• BRIEF: Examine the entries and show every line in which the word "importante" is found.

[start SUPPLIED MATERIAL]

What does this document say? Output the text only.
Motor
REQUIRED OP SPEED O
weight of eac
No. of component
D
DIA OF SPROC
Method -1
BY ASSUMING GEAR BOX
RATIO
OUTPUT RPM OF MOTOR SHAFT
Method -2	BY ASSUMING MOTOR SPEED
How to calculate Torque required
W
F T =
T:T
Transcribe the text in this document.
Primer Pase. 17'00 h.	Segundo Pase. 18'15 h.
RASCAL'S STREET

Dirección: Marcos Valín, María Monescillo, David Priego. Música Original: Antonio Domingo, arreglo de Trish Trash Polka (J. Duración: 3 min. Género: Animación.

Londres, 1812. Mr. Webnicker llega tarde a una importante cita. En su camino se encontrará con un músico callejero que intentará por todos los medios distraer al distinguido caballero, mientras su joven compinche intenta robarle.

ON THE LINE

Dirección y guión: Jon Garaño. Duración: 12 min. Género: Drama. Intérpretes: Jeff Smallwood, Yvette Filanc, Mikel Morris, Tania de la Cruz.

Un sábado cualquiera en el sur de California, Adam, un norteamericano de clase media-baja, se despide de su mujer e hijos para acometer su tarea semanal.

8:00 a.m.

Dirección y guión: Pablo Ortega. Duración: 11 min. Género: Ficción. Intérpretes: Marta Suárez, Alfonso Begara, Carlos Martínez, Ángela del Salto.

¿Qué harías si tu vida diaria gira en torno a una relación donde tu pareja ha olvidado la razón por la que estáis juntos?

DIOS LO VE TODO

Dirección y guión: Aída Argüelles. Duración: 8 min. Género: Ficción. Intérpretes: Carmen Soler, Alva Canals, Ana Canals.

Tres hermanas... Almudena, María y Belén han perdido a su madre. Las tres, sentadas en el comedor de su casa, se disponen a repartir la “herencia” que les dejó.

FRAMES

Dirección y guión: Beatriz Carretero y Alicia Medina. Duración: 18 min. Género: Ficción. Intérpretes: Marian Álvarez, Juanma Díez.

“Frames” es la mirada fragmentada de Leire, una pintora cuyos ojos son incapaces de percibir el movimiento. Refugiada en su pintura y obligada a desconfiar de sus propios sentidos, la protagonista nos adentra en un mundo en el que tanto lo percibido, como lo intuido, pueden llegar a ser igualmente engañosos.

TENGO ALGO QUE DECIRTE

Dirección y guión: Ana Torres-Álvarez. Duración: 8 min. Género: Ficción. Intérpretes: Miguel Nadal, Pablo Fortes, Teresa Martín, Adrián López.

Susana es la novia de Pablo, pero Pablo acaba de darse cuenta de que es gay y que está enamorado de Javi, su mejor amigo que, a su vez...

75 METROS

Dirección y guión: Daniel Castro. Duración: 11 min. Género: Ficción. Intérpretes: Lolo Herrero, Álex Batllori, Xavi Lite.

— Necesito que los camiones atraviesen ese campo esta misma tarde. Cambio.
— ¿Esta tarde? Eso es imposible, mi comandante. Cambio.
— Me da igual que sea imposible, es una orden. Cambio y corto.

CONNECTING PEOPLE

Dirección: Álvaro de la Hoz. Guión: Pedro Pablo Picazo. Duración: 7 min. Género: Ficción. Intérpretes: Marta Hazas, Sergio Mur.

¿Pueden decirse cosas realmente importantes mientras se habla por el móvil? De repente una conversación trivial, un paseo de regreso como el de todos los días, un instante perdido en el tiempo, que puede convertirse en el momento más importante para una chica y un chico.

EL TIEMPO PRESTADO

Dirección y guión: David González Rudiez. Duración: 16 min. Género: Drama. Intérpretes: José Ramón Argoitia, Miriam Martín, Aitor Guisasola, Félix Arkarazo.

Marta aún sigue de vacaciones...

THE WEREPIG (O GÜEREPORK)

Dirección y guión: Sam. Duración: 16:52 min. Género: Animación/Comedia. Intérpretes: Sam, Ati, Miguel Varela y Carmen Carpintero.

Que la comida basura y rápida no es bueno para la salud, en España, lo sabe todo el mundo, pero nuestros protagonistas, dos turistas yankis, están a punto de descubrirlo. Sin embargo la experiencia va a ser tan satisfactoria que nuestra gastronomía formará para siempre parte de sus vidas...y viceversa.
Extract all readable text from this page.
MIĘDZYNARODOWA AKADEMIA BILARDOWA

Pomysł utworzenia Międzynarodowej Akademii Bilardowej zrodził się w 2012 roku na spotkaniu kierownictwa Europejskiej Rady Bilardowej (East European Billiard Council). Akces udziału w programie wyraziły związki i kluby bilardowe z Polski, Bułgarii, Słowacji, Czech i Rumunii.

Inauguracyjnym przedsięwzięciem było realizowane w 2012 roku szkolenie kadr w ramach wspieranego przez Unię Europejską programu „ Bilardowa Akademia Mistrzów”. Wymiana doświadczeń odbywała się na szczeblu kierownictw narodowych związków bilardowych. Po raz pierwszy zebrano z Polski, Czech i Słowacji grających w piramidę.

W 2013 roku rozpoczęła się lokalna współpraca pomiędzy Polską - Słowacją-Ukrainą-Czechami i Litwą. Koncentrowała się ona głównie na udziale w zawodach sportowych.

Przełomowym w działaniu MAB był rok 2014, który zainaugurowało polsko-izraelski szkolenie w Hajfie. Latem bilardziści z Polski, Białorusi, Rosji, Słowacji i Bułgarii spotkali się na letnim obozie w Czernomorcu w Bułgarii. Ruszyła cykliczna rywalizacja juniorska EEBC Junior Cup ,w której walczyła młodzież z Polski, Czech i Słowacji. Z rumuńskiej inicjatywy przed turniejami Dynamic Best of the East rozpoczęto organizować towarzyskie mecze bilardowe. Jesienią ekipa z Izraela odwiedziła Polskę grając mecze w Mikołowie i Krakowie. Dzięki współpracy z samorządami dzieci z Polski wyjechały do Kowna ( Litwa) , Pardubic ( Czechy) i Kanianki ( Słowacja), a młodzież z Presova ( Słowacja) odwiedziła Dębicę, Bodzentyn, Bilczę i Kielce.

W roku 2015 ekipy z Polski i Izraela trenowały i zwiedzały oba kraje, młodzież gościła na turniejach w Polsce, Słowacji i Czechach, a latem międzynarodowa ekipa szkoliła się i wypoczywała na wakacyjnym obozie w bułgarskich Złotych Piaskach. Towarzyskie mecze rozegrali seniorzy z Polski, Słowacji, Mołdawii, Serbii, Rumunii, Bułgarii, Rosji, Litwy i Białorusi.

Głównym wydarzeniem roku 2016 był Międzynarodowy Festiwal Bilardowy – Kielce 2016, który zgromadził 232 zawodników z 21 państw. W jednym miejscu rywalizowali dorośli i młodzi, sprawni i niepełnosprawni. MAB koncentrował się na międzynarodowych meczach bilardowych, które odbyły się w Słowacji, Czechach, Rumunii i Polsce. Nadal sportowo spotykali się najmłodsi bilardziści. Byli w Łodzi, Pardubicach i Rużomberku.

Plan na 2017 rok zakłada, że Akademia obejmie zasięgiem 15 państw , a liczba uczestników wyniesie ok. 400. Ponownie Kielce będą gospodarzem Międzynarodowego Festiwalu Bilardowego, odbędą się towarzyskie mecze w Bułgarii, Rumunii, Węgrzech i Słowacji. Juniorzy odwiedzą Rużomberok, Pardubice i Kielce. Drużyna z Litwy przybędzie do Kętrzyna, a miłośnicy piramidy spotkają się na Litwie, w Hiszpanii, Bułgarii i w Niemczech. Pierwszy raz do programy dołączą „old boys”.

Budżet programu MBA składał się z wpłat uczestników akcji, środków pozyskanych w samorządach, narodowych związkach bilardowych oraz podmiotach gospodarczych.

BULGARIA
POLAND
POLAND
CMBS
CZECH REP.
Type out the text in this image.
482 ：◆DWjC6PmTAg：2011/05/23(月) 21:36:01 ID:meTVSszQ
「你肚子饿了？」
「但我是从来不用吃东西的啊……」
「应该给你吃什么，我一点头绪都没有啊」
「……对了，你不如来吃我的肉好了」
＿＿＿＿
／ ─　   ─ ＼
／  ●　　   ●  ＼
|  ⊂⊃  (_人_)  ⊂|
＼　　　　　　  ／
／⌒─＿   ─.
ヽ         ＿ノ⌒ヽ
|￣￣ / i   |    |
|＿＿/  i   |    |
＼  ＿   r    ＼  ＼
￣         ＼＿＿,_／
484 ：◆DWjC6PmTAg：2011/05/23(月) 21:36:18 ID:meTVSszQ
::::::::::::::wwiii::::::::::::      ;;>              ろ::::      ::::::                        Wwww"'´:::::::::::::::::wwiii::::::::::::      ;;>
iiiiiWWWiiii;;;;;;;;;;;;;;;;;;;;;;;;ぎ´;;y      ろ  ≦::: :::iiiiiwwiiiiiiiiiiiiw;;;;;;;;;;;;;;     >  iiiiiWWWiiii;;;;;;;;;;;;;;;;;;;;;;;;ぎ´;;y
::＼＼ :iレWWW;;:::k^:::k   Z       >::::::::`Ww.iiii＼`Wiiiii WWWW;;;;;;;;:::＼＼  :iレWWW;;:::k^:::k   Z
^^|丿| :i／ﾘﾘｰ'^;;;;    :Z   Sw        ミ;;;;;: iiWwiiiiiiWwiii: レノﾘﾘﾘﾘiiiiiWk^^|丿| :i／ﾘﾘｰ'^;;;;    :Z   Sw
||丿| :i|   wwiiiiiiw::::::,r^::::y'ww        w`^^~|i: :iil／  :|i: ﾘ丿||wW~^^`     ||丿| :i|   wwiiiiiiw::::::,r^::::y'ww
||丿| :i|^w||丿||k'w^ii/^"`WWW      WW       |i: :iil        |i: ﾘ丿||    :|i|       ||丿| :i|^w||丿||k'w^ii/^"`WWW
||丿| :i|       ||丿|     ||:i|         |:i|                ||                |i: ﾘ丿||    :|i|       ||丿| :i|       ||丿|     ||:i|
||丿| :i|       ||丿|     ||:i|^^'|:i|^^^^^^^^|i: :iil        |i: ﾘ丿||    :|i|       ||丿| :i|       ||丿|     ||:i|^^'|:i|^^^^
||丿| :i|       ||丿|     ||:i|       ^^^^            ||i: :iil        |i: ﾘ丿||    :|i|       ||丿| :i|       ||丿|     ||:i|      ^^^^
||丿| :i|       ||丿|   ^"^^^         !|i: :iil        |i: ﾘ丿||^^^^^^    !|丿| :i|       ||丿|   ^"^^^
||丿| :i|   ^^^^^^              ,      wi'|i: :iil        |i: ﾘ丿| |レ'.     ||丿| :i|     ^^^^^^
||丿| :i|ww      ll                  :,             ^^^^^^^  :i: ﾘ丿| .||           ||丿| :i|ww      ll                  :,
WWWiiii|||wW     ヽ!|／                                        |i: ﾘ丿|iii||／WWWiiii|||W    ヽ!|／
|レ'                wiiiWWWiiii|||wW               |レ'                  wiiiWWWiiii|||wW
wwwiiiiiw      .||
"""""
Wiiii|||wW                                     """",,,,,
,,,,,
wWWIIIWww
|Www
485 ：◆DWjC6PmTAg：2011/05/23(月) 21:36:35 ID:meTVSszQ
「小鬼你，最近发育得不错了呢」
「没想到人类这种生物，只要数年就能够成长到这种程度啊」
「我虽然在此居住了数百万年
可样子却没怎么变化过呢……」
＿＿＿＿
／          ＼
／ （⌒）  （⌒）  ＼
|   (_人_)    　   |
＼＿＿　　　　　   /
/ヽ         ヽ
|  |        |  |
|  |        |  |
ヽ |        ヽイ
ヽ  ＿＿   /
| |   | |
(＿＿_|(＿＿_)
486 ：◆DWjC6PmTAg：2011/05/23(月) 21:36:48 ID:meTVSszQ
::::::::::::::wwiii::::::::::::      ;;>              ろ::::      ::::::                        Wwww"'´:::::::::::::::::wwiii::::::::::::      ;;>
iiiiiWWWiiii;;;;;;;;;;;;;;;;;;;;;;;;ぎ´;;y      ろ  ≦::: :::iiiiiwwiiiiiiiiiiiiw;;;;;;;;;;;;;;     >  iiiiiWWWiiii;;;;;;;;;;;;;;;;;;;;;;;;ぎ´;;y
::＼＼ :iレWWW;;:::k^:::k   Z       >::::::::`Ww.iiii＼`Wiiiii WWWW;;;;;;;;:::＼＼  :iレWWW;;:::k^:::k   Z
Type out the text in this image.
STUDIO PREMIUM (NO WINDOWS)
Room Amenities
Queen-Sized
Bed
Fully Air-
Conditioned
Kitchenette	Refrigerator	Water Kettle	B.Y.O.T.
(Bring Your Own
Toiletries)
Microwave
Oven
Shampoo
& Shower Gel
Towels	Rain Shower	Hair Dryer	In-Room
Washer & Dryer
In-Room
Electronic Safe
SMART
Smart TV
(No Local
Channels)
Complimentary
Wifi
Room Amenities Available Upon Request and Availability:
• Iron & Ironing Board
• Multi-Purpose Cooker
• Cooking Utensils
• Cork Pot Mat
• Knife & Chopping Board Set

[end SUPPLIED MATERIAL]

• RESPONSE BELOW:
Londres, 1812. Mr. Webnicker llega tarde a una importante cita. En su camino se encontrará con un músico callejero que intentará por todos los medios distraer al distinguido caballero, mientras su joven compinche intenta robarle.
¿Pueden decirse cosas realmente importantes mientras se habla por el móvil? De repente una conversación trivial, un paseo de regreso como el de todos los días, un instante perdido en el tiempo, que puede convertirse en el momento más importante para una chica y un chico.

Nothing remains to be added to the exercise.